CONSIGNE: Selon l'extrait sur les monastères, combien de nouveaux couvents sont venus s'ajouter au système monastique de la Grande-Bretagne en trois années ?

EXTRAIT DU TEXTE:
------------------------------------------------

Ce péché s'est aggravé d'une manière considérable pendant ces trois ou quatre dernières années. Tandis que le roi d'Italie dans les états même de l'église (qui étaient naguère les états du pape) a supprimé les monastères (et dans l'espace de deux ans il n'en a pas été supprimé moins de cinquante-quatre et leurs biens ont été confisqués), le gouvernement anglais a suivi une tactique entièrement différente ; non seulement il a contribué à l'érection de quelques monastères, qui sont interdits par la loi du pays, mais il a donné des dotations à ces institutions illégales, sous le nom de réformatoires. Il y a fort peu de temps qu'il fut déclaré sous l'autorité du Directoire Catholique que, dans l'espace de trois années, cinquante-deux nouveaux couvents avaient été ajoutés au système monastique de la Grande-Bretagne, presque le nombre de ceux qu'on a confisqués en Italie. Et cependant des chrétiens, des églises chrétiennes regardent tout cela avec indifférence ! Or, si jamais il y a eu une excuse pour traiter légèrement ce péché contracté par le support national de l'idolâtrie, cette excuse n'a plus aucune valeur. Le Dieu de la Providence a démontré dans l'Inde qu'il est aussi le Dieu de la Révélation (2). Il a prouvé à un monde frappé de terreur, par des événements qui faisaient tinter les oreilles, que toutes les paroles de colère écrites il y a trois mille ans contre l'idolâtrie sont encore aujourd'hui en vigueur autant qu'à l'époque où il désolait le pays de l'alliance à cause de ses idoles, et où il vendait son peuple à ses ennemis. Si les hommes commencent à voir qu'il est dangereux pour ceux qui professent le christianisme de soutenir dans l'Inde l'idolâtrie païenne, il faut qu'ils soient aveugles s'ils ne voient pas en même temps qu'il est tout aussi dangereux de soutenir l'idolâtrie païenne de Rome, En quoi le paganisme de Rome diffère-t-il de celui de l'Hindou ? Seulement en ceci, c'est que le paganisme romain est le plus complet, le plus dangereux !

------------------------------------------------

DONNÉES FOURNIES:

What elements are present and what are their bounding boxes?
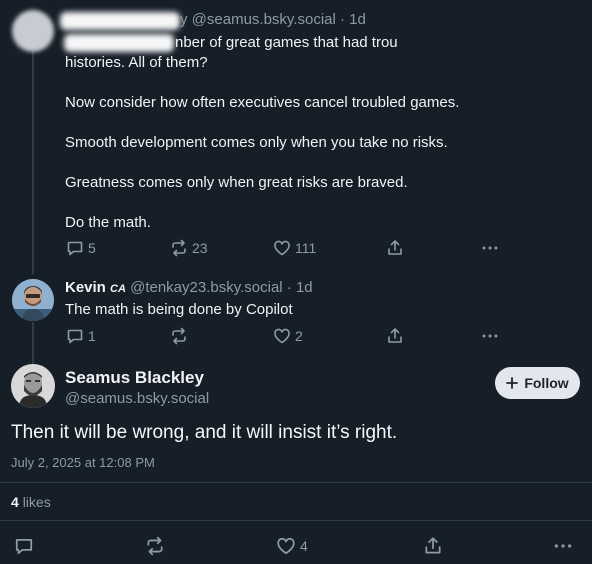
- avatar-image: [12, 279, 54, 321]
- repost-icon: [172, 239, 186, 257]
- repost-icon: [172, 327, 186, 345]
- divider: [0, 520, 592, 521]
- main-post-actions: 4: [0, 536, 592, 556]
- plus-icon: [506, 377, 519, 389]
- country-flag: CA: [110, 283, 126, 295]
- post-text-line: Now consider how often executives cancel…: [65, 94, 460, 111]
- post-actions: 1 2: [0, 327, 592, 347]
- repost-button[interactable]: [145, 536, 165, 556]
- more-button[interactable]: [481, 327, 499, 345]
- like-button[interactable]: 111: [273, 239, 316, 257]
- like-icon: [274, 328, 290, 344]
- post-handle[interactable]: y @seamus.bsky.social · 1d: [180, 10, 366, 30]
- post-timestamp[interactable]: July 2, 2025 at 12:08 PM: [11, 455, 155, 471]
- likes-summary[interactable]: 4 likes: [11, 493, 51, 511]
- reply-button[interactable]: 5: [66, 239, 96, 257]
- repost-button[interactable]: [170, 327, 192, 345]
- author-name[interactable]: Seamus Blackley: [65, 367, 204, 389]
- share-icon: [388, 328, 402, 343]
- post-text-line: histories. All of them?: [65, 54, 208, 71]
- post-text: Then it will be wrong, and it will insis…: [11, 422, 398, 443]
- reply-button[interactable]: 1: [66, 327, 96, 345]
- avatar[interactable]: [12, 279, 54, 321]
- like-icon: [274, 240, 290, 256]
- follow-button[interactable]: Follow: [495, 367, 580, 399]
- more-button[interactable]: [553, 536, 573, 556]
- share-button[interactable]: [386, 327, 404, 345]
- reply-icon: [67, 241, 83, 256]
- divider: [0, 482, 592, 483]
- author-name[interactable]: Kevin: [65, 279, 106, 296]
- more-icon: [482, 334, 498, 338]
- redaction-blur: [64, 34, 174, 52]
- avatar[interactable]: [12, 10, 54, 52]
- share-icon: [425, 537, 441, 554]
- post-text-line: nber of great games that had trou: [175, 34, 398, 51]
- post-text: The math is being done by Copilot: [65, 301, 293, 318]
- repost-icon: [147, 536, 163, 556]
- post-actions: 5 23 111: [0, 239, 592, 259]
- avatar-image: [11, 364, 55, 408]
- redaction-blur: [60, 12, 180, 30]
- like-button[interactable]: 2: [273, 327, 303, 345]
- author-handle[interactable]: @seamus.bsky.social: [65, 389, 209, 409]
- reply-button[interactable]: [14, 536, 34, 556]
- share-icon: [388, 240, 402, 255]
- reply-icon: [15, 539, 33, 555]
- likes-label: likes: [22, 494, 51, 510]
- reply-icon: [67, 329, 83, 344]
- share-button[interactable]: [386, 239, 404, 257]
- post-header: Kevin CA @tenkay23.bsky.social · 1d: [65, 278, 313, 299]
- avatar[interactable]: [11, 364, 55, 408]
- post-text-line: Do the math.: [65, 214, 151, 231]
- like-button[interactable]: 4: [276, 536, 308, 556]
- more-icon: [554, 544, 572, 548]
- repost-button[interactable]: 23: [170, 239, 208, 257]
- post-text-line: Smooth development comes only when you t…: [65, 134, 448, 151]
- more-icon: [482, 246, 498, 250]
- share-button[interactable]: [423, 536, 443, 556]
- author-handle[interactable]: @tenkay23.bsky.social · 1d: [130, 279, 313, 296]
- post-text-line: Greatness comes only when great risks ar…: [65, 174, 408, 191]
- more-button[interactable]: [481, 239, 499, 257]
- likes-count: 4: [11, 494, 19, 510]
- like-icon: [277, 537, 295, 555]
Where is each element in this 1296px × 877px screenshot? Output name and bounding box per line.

------------------------------------------------

SOLUTION COMPLÈTE: Cinquante-deux nouveaux couvents.